--- start of Supplied records ---

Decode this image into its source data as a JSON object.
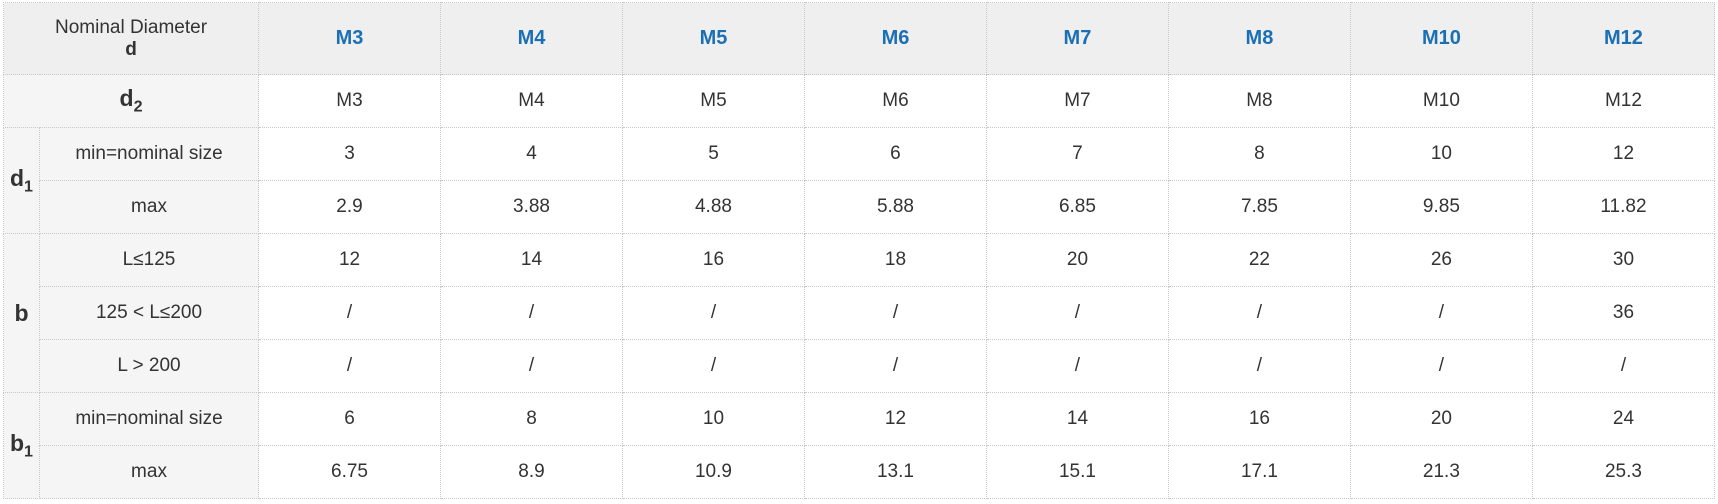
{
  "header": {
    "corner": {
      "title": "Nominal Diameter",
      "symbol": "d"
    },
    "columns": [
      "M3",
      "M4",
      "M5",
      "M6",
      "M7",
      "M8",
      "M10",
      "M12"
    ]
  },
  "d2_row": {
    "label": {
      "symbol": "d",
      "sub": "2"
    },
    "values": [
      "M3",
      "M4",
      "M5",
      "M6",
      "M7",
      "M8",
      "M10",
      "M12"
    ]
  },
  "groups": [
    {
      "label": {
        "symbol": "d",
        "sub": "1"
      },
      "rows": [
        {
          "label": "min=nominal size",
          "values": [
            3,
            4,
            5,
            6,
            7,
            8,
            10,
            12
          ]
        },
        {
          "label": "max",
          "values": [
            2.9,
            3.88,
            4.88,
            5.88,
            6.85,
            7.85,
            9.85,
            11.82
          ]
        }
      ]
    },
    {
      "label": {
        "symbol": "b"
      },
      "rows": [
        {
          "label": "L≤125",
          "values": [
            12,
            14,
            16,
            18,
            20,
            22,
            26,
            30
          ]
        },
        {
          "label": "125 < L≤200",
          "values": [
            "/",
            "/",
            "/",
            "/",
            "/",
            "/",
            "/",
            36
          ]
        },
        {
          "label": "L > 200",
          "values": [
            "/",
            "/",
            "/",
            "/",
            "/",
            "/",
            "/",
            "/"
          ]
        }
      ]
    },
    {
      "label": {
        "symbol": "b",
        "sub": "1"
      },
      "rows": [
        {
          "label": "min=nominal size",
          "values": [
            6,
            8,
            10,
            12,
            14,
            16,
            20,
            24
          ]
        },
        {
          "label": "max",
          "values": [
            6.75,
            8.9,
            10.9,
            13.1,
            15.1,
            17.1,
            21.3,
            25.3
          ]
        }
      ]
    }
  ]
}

--- end of Supplied records ---

• The problem: Tally the lines above that contain the word "symbol", and reply with only the number.

• Finished exercise: 5